What the exercise asks – Collect every line that includes the string "AMEX".

Recorded data:
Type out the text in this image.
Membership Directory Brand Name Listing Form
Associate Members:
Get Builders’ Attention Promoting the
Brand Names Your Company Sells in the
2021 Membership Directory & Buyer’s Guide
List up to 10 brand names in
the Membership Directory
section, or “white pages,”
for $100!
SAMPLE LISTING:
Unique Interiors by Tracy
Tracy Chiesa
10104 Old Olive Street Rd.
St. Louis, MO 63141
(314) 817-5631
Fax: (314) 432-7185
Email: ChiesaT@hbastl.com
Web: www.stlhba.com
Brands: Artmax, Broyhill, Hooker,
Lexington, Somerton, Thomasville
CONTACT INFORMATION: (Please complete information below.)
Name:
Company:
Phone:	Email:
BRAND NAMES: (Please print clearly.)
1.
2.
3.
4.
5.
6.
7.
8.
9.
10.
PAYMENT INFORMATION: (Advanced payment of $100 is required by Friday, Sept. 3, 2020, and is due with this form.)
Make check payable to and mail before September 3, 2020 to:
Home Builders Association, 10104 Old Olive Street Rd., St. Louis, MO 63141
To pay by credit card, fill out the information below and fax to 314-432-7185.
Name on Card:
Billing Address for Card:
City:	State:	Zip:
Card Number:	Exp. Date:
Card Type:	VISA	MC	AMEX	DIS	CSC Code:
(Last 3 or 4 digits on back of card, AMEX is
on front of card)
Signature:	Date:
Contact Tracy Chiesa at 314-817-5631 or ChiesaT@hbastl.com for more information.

* * *

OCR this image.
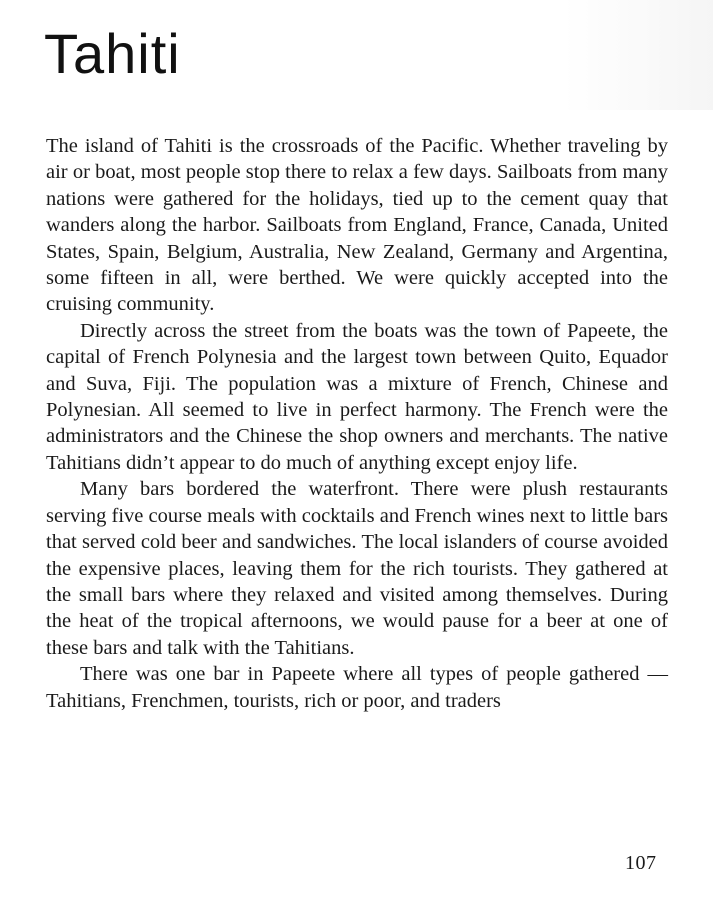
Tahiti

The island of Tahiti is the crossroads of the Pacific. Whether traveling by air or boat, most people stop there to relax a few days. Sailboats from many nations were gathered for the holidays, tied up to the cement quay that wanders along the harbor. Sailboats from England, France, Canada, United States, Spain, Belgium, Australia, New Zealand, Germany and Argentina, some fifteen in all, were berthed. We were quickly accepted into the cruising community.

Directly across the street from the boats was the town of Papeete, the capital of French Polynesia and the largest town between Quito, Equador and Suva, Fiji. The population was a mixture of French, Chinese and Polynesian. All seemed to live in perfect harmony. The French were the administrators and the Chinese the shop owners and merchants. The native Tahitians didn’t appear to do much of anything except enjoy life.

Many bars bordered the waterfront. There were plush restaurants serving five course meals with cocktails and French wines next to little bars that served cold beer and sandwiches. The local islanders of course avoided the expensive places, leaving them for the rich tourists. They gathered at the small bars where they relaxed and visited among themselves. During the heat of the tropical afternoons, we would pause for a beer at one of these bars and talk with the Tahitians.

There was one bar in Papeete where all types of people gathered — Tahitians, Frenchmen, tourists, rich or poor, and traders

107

Result below –
Card Type:	VISA	MC	AMEX	DIS	CSC Code:
(Last 3 or 4 digits on back of card, AMEX is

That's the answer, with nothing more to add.